Retype the whole listing, please, keeping every line exact and dropping the pictures.
[start]
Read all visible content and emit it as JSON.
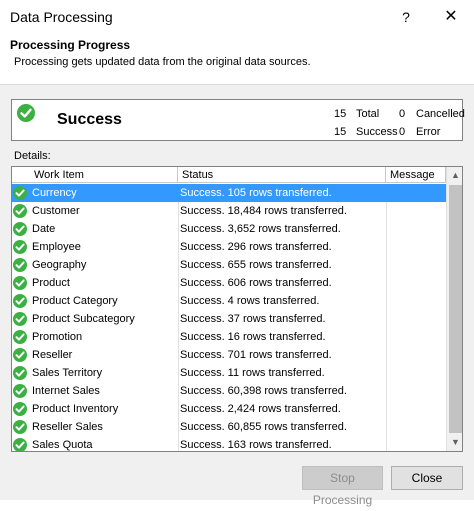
{
  "window": {
    "title": "Data Processing",
    "help_label": "?",
    "close_label": "✕"
  },
  "header": {
    "title": "Processing Progress",
    "description": "Processing gets updated data from the original data sources."
  },
  "summary": {
    "status": "Success",
    "counts": [
      {
        "value": "15",
        "label": "Total"
      },
      {
        "value": "0",
        "label": "Cancelled"
      },
      {
        "value": "15",
        "label": "Success"
      },
      {
        "value": "0",
        "label": "Error"
      }
    ]
  },
  "details": {
    "label": "Details:",
    "columns": [
      "Work Item",
      "Status",
      "Message"
    ],
    "rows": [
      {
        "item": "Currency",
        "status": "Success. 105 rows transferred.",
        "message": ""
      },
      {
        "item": "Customer",
        "status": "Success. 18,484 rows transferred.",
        "message": ""
      },
      {
        "item": "Date",
        "status": "Success. 3,652 rows transferred.",
        "message": ""
      },
      {
        "item": "Employee",
        "status": "Success. 296 rows transferred.",
        "message": ""
      },
      {
        "item": "Geography",
        "status": "Success. 655 rows transferred.",
        "message": ""
      },
      {
        "item": "Product",
        "status": "Success. 606 rows transferred.",
        "message": ""
      },
      {
        "item": "Product Category",
        "status": "Success. 4 rows transferred.",
        "message": ""
      },
      {
        "item": "Product Subcategory",
        "status": "Success. 37 rows transferred.",
        "message": ""
      },
      {
        "item": "Promotion",
        "status": "Success. 16 rows transferred.",
        "message": ""
      },
      {
        "item": "Reseller",
        "status": "Success. 701 rows transferred.",
        "message": ""
      },
      {
        "item": "Sales Territory",
        "status": "Success. 11 rows transferred.",
        "message": ""
      },
      {
        "item": "Internet Sales",
        "status": "Success. 60,398 rows transferred.",
        "message": ""
      },
      {
        "item": "Product Inventory",
        "status": "Success. 2,424 rows transferred.",
        "message": ""
      },
      {
        "item": "Reseller Sales",
        "status": "Success. 60,855 rows transferred.",
        "message": ""
      },
      {
        "item": "Sales Quota",
        "status": "Success. 163 rows transferred.",
        "message": ""
      }
    ]
  },
  "buttons": {
    "stop_label": "Stop Processing",
    "close_label": "Close"
  },
  "colors": {
    "success": "#3cb043",
    "selection": "#3399ff"
  },
  "icons": {
    "status_icon": "success-check-icon"
  }
}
[end]
> [Reply to the task]:
Read all visible content and emit it as JSON.
{
  "window": {
    "title": "Data Processing",
    "help_label": "?",
    "close_label": "✕"
  },
  "header": {
    "title": "Processing Progress",
    "description": "Processing gets updated data from the original data sources."
  },
  "summary": {
    "status": "Success",
    "counts": [
      {
        "value": "15",
        "label": "Total"
      },
      {
        "value": "0",
        "label": "Cancelled"
      },
      {
        "value": "15",
        "label": "Success"
      },
      {
        "value": "0",
        "label": "Error"
      }
    ]
  },
  "details": {
    "label": "Details:",
    "columns": [
      "Work Item",
      "Status",
      "Message"
    ],
    "rows": [
      {
        "item": "Currency",
        "status": "Success. 105 rows transferred.",
        "message": ""
      },
      {
        "item": "Customer",
        "status": "Success. 18,484 rows transferred.",
        "message": ""
      },
      {
        "item": "Date",
        "status": "Success. 3,652 rows transferred.",
        "message": ""
      },
      {
        "item": "Employee",
        "status": "Success. 296 rows transferred.",
        "message": ""
      },
      {
        "item": "Geography",
        "status": "Success. 655 rows transferred.",
        "message": ""
      },
      {
        "item": "Product",
        "status": "Success. 606 rows transferred.",
        "message": ""
      },
      {
        "item": "Product Category",
        "status": "Success. 4 rows transferred.",
        "message": ""
      },
      {
        "item": "Product Subcategory",
        "status": "Success. 37 rows transferred.",
        "message": ""
      },
      {
        "item": "Promotion",
        "status": "Success. 16 rows transferred.",
        "message": ""
      },
      {
        "item": "Reseller",
        "status": "Success. 701 rows transferred.",
        "message": ""
      },
      {
        "item": "Sales Territory",
        "status": "Success. 11 rows transferred.",
        "message": ""
      },
      {
        "item": "Internet Sales",
        "status": "Success. 60,398 rows transferred.",
        "message": ""
      },
      {
        "item": "Product Inventory",
        "status": "Success. 2,424 rows transferred.",
        "message": ""
      },
      {
        "item": "Reseller Sales",
        "status": "Success. 60,855 rows transferred.",
        "message": ""
      },
      {
        "item": "Sales Quota",
        "status": "Success. 163 rows transferred.",
        "message": ""
      }
    ]
  },
  "buttons": {
    "stop_label": "Stop Processing",
    "close_label": "Close"
  },
  "colors": {
    "success": "#3cb043",
    "selection": "#3399ff"
  },
  "icons": {
    "status_icon": "success-check-icon"
  }
}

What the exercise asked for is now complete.